* _EXERCISE OBJECTIVE_
Output the records exactly. Include every line.

_ _ _ _

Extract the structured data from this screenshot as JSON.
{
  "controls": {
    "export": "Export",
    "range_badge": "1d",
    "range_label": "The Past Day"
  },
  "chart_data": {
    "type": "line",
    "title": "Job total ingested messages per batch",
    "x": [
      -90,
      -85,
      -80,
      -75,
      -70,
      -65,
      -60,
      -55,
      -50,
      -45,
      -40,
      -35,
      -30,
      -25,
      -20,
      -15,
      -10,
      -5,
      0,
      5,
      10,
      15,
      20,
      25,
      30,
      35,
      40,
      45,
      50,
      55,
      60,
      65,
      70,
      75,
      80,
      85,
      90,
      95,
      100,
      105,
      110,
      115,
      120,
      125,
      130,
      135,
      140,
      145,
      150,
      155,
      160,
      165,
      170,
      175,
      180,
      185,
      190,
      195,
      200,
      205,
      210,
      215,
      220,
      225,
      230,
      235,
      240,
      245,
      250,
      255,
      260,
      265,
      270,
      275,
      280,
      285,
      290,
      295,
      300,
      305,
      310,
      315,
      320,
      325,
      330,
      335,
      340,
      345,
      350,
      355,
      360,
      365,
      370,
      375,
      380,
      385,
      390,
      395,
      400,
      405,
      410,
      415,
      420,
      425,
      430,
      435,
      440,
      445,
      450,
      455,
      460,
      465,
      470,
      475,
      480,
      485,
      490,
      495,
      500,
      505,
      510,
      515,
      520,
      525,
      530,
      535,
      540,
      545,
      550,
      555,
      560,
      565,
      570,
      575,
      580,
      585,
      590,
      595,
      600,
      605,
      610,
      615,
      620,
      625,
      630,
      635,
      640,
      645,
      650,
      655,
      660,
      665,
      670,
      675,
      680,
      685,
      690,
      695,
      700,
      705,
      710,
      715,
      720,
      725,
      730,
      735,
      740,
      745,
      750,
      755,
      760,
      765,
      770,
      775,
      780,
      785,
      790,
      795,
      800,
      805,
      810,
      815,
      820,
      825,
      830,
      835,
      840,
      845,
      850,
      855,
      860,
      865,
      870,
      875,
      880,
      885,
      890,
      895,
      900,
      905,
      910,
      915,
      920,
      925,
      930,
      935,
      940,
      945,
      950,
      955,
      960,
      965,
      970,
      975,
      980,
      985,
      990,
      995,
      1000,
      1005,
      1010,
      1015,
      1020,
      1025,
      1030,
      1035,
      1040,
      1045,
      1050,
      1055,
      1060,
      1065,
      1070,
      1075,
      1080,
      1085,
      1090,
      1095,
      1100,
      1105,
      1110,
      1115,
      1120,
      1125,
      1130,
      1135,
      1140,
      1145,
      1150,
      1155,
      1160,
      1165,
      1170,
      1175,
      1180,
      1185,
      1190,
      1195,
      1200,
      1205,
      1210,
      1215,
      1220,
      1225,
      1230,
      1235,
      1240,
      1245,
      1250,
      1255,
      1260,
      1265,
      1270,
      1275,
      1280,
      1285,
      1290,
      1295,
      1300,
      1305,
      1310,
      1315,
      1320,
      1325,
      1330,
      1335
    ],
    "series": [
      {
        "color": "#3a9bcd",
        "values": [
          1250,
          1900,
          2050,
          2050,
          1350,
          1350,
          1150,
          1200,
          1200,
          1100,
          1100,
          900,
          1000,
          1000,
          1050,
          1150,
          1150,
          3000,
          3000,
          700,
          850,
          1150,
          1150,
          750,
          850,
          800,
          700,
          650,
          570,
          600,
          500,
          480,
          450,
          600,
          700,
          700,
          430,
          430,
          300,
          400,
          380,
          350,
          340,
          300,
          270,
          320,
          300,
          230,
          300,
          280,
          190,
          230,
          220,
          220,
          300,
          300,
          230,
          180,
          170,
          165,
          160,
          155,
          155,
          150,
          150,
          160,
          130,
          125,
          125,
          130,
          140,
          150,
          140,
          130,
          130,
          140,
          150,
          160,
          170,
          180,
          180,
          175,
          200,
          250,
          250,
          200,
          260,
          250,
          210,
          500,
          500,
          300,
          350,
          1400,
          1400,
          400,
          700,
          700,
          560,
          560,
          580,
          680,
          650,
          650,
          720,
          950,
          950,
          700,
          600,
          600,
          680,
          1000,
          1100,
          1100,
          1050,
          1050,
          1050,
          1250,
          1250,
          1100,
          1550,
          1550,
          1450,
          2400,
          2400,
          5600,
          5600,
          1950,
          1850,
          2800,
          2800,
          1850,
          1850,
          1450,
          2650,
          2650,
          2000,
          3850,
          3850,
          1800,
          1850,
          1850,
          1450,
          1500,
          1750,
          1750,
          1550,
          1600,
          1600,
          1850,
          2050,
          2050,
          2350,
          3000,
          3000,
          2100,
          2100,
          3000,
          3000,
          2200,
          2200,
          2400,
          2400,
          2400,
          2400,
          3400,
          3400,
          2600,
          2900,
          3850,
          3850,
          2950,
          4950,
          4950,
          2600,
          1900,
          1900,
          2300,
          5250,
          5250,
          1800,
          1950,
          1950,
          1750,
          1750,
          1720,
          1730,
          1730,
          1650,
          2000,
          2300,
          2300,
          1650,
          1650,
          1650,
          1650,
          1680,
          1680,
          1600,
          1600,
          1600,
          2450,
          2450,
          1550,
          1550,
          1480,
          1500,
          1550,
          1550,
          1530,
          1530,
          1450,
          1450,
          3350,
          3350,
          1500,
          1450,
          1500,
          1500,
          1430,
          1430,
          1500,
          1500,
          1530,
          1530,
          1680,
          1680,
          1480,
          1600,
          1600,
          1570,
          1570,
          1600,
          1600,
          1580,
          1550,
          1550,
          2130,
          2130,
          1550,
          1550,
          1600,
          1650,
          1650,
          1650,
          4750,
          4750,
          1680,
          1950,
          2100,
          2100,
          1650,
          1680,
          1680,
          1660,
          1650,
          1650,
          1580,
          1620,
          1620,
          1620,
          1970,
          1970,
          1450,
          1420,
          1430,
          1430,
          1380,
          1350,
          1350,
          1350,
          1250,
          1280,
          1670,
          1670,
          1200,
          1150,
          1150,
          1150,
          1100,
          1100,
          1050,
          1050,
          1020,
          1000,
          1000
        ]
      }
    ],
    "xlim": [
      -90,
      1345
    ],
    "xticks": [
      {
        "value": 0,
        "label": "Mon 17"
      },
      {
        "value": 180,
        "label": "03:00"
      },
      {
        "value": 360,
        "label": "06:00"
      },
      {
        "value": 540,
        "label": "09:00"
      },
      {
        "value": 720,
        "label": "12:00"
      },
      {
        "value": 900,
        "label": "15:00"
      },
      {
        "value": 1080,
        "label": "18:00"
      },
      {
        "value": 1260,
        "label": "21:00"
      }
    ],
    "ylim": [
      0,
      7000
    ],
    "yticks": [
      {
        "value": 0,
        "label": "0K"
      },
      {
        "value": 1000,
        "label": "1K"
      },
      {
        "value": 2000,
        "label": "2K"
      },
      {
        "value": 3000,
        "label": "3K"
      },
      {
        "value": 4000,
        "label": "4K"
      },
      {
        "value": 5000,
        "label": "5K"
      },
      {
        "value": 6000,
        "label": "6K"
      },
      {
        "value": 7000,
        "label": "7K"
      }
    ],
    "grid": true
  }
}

_ _ _ _

* _RESPONSE BELOW_
Extract the structured data from this screenshot as JSON.
{
  "controls": {
    "export": "Export",
    "range_badge": "1d",
    "range_label": "The Past Day"
  },
  "chart_data": {
    "type": "line",
    "title": "Job total ingested messages per batch",
    "x": [
      -90,
      -85,
      -80,
      -75,
      -70,
      -65,
      -60,
      -55,
      -50,
      -45,
      -40,
      -35,
      -30,
      -25,
      -20,
      -15,
      -10,
      -5,
      0,
      5,
      10,
      15,
      20,
      25,
      30,
      35,
      40,
      45,
      50,
      55,
      60,
      65,
      70,
      75,
      80,
      85,
      90,
      95,
      100,
      105,
      110,
      115,
      120,
      125,
      130,
      135,
      140,
      145,
      150,
      155,
      160,
      165,
      170,
      175,
      180,
      185,
      190,
      195,
      200,
      205,
      210,
      215,
      220,
      225,
      230,
      235,
      240,
      245,
      250,
      255,
      260,
      265,
      270,
      275,
      280,
      285,
      290,
      295,
      300,
      305,
      310,
      315,
      320,
      325,
      330,
      335,
      340,
      345,
      350,
      355,
      360,
      365,
      370,
      375,
      380,
      385,
      390,
      395,
      400,
      405,
      410,
      415,
      420,
      425,
      430,
      435,
      440,
      445,
      450,
      455,
      460,
      465,
      470,
      475,
      480,
      485,
      490,
      495,
      500,
      505,
      510,
      515,
      520,
      525,
      530,
      535,
      540,
      545,
      550,
      555,
      560,
      565,
      570,
      575,
      580,
      585,
      590,
      595,
      600,
      605,
      610,
      615,
      620,
      625,
      630,
      635,
      640,
      645,
      650,
      655,
      660,
      665,
      670,
      675,
      680,
      685,
      690,
      695,
      700,
      705,
      710,
      715,
      720,
      725,
      730,
      735,
      740,
      745,
      750,
      755,
      760,
      765,
      770,
      775,
      780,
      785,
      790,
      795,
      800,
      805,
      810,
      815,
      820,
      825,
      830,
      835,
      840,
      845,
      850,
      855,
      860,
      865,
      870,
      875,
      880,
      885,
      890,
      895,
      900,
      905,
      910,
      915,
      920,
      925,
      930,
      935,
      940,
      945,
      950,
      955,
      960,
      965,
      970,
      975,
      980,
      985,
      990,
      995,
      1000,
      1005,
      1010,
      1015,
      1020,
      1025,
      1030,
      1035,
      1040,
      1045,
      1050,
      1055,
      1060,
      1065,
      1070,
      1075,
      1080,
      1085,
      1090,
      1095,
      1100,
      1105,
      1110,
      1115,
      1120,
      1125,
      1130,
      1135,
      1140,
      1145,
      1150,
      1155,
      1160,
      1165,
      1170,
      1175,
      1180,
      1185,
      1190,
      1195,
      1200,
      1205,
      1210,
      1215,
      1220,
      1225,
      1230,
      1235,
      1240,
      1245,
      1250,
      1255,
      1260,
      1265,
      1270,
      1275,
      1280,
      1285,
      1290,
      1295,
      1300,
      1305,
      1310,
      1315,
      1320,
      1325,
      1330,
      1335
    ],
    "series": [
      {
        "color": "#3a9bcd",
        "values": [
          1250,
          1900,
          2050,
          2050,
          1350,
          1350,
          1150,
          1200,
          1200,
          1100,
          1100,
          900,
          1000,
          1000,
          1050,
          1150,
          1150,
          3000,
          3000,
          700,
          850,
          1150,
          1150,
          750,
          850,
          800,
          700,
          650,
          570,
          600,
          500,
          480,
          450,
          600,
          700,
          700,
          430,
          430,
          300,
          400,
          380,
          350,
          340,
          300,
          270,
          320,
          300,
          230,
          300,
          280,
          190,
          230,
          220,
          220,
          300,
          300,
          230,
          180,
          170,
          165,
          160,
          155,
          155,
          150,
          150,
          160,
          130,
          125,
          125,
          130,
          140,
          150,
          140,
          130,
          130,
          140,
          150,
          160,
          170,
          180,
          180,
          175,
          200,
          250,
          250,
          200,
          260,
          250,
          210,
          500,
          500,
          300,
          350,
          1400,
          1400,
          400,
          700,
          700,
          560,
          560,
          580,
          680,
          650,
          650,
          720,
          950,
          950,
          700,
          600,
          600,
          680,
          1000,
          1100,
          1100,
          1050,
          1050,
          1050,
          1250,
          1250,
          1100,
          1550,
          1550,
          1450,
          2400,
          2400,
          5600,
          5600,
          1950,
          1850,
          2800,
          2800,
          1850,
          1850,
          1450,
          2650,
          2650,
          2000,
          3850,
          3850,
          1800,
          1850,
          1850,
          1450,
          1500,
          1750,
          1750,
          1550,
          1600,
          1600,
          1850,
          2050,
          2050,
          2350,
          3000,
          3000,
          2100,
          2100,
          3000,
          3000,
          2200,
          2200,
          2400,
          2400,
          2400,
          2400,
          3400,
          3400,
          2600,
          2900,
          3850,
          3850,
          2950,
          4950,
          4950,
          2600,
          1900,
          1900,
          2300,
          5250,
          5250,
          1800,
          1950,
          1950,
          1750,
          1750,
          1720,
          1730,
          1730,
          1650,
          2000,
          2300,
          2300,
          1650,
          1650,
          1650,
          1650,
          1680,
          1680,
          1600,
          1600,
          1600,
          2450,
          2450,
          1550,
          1550,
          1480,
          1500,
          1550,
          1550,
          1530,
          1530,
          1450,
          1450,
          3350,
          3350,
          1500,
          1450,
          1500,
          1500,
          1430,
          1430,
          1500,
          1500,
          1530,
          1530,
          1680,
          1680,
          1480,
          1600,
          1600,
          1570,
          1570,
          1600,
          1600,
          1580,
          1550,
          1550,
          2130,
          2130,
          1550,
          1550,
          1600,
          1650,
          1650,
          1650,
          4750,
          4750,
          1680,
          1950,
          2100,
          2100,
          1650,
          1680,
          1680,
          1660,
          1650,
          1650,
          1580,
          1620,
          1620,
          1620,
          1970,
          1970,
          1450,
          1420,
          1430,
          1430,
          1380,
          1350,
          1350,
          1350,
          1250,
          1280,
          1670,
          1670,
          1200,
          1150,
          1150,
          1150,
          1100,
          1100,
          1050,
          1050,
          1020,
          1000,
          1000
        ]
      }
    ],
    "xlim": [
      -90,
      1345
    ],
    "xticks": [
      {
        "value": 0,
        "label": "Mon 17"
      },
      {
        "value": 180,
        "label": "03:00"
      },
      {
        "value": 360,
        "label": "06:00"
      },
      {
        "value": 540,
        "label": "09:00"
      },
      {
        "value": 720,
        "label": "12:00"
      },
      {
        "value": 900,
        "label": "15:00"
      },
      {
        "value": 1080,
        "label": "18:00"
      },
      {
        "value": 1260,
        "label": "21:00"
      }
    ],
    "ylim": [
      0,
      7000
    ],
    "yticks": [
      {
        "value": 0,
        "label": "0K"
      },
      {
        "value": 1000,
        "label": "1K"
      },
      {
        "value": 2000,
        "label": "2K"
      },
      {
        "value": 3000,
        "label": "3K"
      },
      {
        "value": 4000,
        "label": "4K"
      },
      {
        "value": 5000,
        "label": "5K"
      },
      {
        "value": 6000,
        "label": "6K"
      },
      {
        "value": 7000,
        "label": "7K"
      }
    ],
    "grid": true
  }
}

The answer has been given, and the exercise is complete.